- _Text provided_
================

Why Me? Lenten Talk at St John The Baptist, Holland Road, given by William James on Sunday 13th March 2016

Why Me? Lenten Talk at St John The Baptist, Holland Road, given by William James on Sunday 13th March 2016

A reflection on the influences in my life’s spiritual development


Towards the end of his speech at my wedding to Pippa in Dec 2000 my best man said something along the lines of:  One of the most important things you need to know about Bill is that he is very religious…

Which made me wonder to what extent I was defined in the minds of my friends by my regular church going. I’d always thought I’d worn my religiosity (what ever that means) lightly, but I suppose these days most people regard anyone who goes to mass each Sunday as, in my best man’s words, ‘very religious’

I think I must have been to Holy Communion most Sundays of my life; and my upbringing was steeped in the Church of England. My Father, Grandfather and Great Grandfather were all clergymen and there are numerous other forebears besides. Indeed until recently I had a portrait of one ancestor, a puritanical 17th Century Bishop of Durham, above my desk in our sitting room, but his furiously protestant demeanor so frightened the children they demanded it’s removal.

Although I was born in a vicarage my real memories start at the age of four when my father was appointed to a Residentiary Canonry at Winchester. And it was in beautiful surroundings of Winchester Cathedral that I lived most of my childhood, for although at the age of 8 my father became Bishop of Wakefield, my parents decided to leave me at the Cathedral Choir School, and it was not long after I left there aged 13 when Dad was made Bishop of Winchester that we all moved back.

================

- _Data lines_
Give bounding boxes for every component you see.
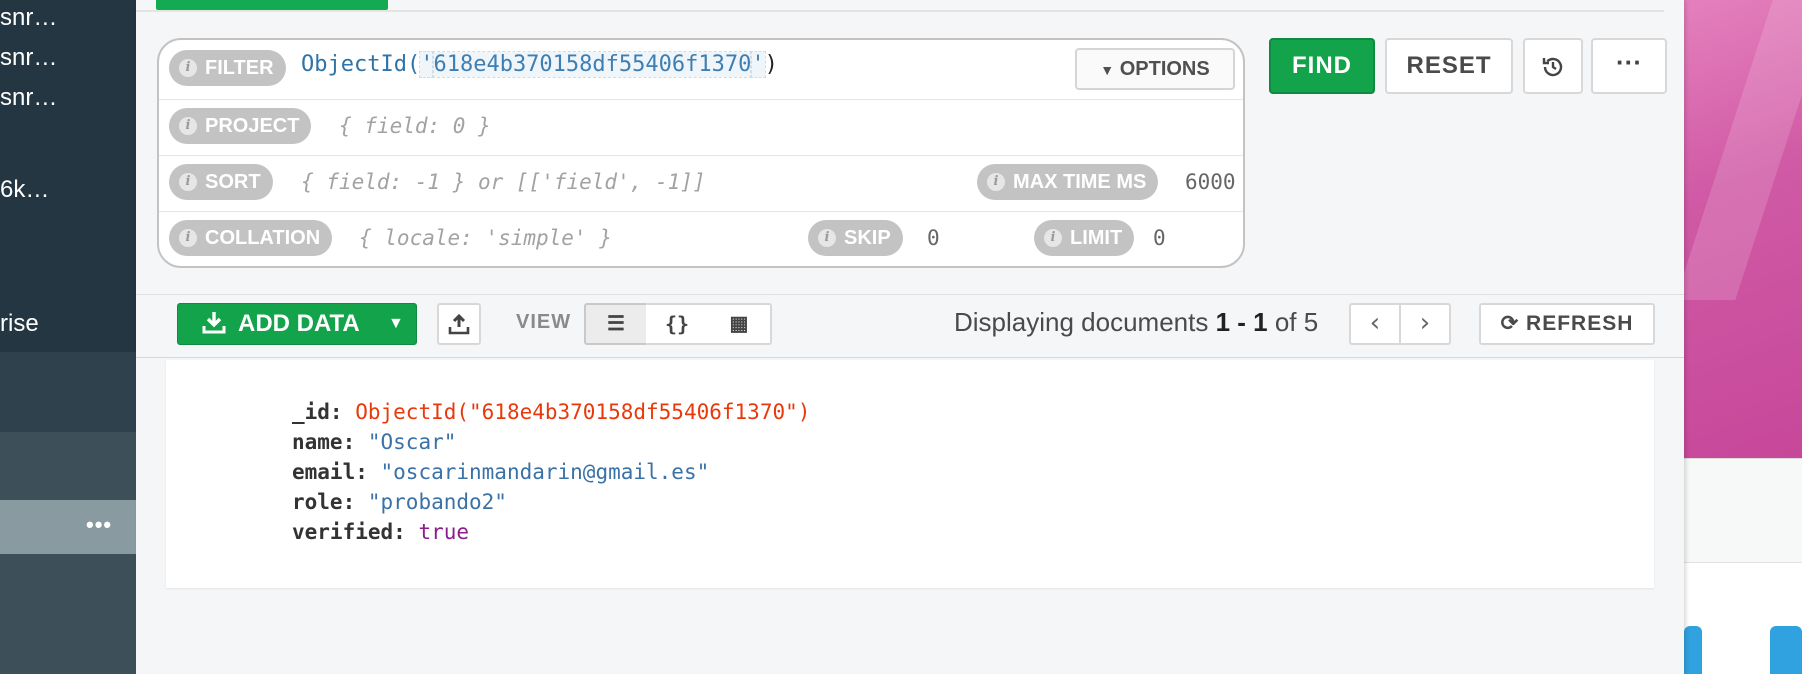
info-icon[interactable]: i [818,229,836,247]
import-button[interactable] [437,303,481,345]
background-tab [1770,626,1802,674]
chevron-right-icon: › [1419,308,1431,338]
filter-label: i FILTER [169,50,286,86]
table-icon: ▦ [729,313,749,335]
project-row: i PROJECT { field: 0 } [159,100,1243,156]
braces-icon: {} [664,312,690,336]
sidebar-item[interactable]: 6k… [0,176,49,204]
filter-input[interactable]: ObjectId('618e4b370158df55406f1370') [301,51,778,78]
json-view-button[interactable]: {} [646,303,710,345]
skip-input[interactable]: 0 [927,226,940,250]
sidebar-item[interactable]: rise [0,310,39,338]
sidebar-item[interactable]: snr… [0,4,57,32]
pagination-status: Displaying documents 1 - 1 of 5 [954,307,1319,337]
background-tab [1684,626,1702,674]
info-icon[interactable]: i [179,229,197,247]
sort-row: i SORT { field: -1 } or [['field', -1]] … [159,156,1243,212]
download-icon [202,304,226,349]
table-view-button[interactable]: ▦ [708,303,772,345]
list-icon: ☰ [607,313,625,335]
max-time-ms-label: i MAX TIME MS [977,164,1159,200]
active-tab-indicator [156,0,388,10]
query-bar: i FILTER ObjectId('618e4b370158df55406f1… [157,38,1245,268]
add-data-button[interactable]: ADD DATA ▼ [177,303,417,345]
document-field: _id: ObjectId("618e4b370158df55406f1370"… [292,400,811,424]
reset-button[interactable]: RESET [1385,38,1513,94]
options-button[interactable]: ▼ OPTIONS [1075,48,1235,90]
sidebar-section [0,352,136,432]
info-icon[interactable]: i [1044,229,1062,247]
collation-label: i COLLATION [169,220,333,256]
info-icon[interactable]: i [179,173,197,191]
upload-icon [448,313,470,335]
sidebar-item[interactable]: snr… [0,84,57,112]
document-field: verified: true [292,520,470,544]
background-panel [1684,458,1802,562]
limit-label: i LIMIT [1034,220,1135,256]
skip-label: i SKIP [808,220,903,256]
project-input[interactable]: { field: 0 } [339,114,491,138]
document-field: email: "oscarinmandarin@gmail.es" [292,460,710,484]
info-icon[interactable]: i [987,173,1005,191]
previous-page-button[interactable]: ‹ [1349,303,1401,345]
next-page-button[interactable]: › [1399,303,1451,345]
sidebar-item[interactable]: snr… [0,44,57,72]
info-icon[interactable]: i [179,117,197,135]
document-field: name: "Oscar" [292,430,457,454]
collation-row: i COLLATION { locale: 'simple' } i SKIP … [159,212,1243,266]
project-label: i PROJECT [169,108,312,144]
collation-input[interactable]: { locale: 'simple' } [359,226,612,250]
filter-row: i FILTER ObjectId('618e4b370158df55406f1… [159,40,1243,100]
sort-input[interactable]: { field: -1 } or [['field', -1]] [301,170,706,194]
caret-down-icon: ▼ [388,315,404,332]
sidebar-item-selected[interactable] [0,500,136,554]
view-label: VIEW [516,311,572,333]
background-window [1684,0,1802,674]
document-field: role: "probando2" [292,490,507,514]
document-card[interactable]: _id: ObjectId("618e4b370158df55406f1370"… [166,360,1654,588]
history-icon [1542,57,1563,77]
more-options-button[interactable]: ··· [1591,38,1667,94]
limit-input[interactable]: 0 [1153,226,1166,250]
query-history-button[interactable] [1523,38,1583,94]
refresh-icon: ⟳ [1500,312,1520,335]
sidebar-more-icon[interactable]: ••• [86,512,112,538]
info-icon[interactable]: i [179,59,197,77]
sidebar: snr… snr… snr… 6k… rise ••• [0,0,136,674]
documents-view: i FILTER ObjectId('618e4b370158df55406f1… [136,0,1684,674]
refresh-button[interactable]: ⟳ REFRESH [1479,303,1655,345]
caret-down-icon: ▼ [1100,62,1115,78]
max-time-ms-input[interactable]: 6000 [1185,170,1241,194]
find-button[interactable]: FIND [1269,38,1375,94]
divider [136,10,1664,12]
sort-label: i SORT [169,164,273,200]
list-view-button[interactable]: ☰ [584,303,648,345]
documents-toolbar: ADD DATA ▼ VIEW ☰ {} ▦ Displaying docume… [136,294,1684,358]
chevron-left-icon: ‹ [1369,308,1381,338]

================

- _The problem_
Continue the Lenten talk "Why Me?" from its last sentence, keeping the speaker's first-person voice.

- _Result below_
So it was amid the community around the Cathedral at Winchester that my faith was nurtured.

As a small boy we lived in a house within the ancient walls so close to west end of the nave that the buttresses attached to our garden wall. Looking back I realise I must have been a total nuisance to everyone involved in the Cathedral’s life. I very much saw it as my domain – I was always bothering the Cathedral staff, manically cycling round the green, forever for diving in and out of the stonemasons workshop, creeping up into the organ loft and ‘helping out’ on the Bookstall, managed in those days by my Great Aunt - herself a clergy widow who lived in one of the Alms Houses.

It was an environment that gave me a sense of contentment and security, I know that as a young child I fully believed that God dwelt somewhere near the High Altar of the Cathedral.


As my faith grew I came to experience the real sanctity of that place - where the ancientness of the buildings, the cycle of the daily offices, and the beauty of the worship, had changed little in 100s of years.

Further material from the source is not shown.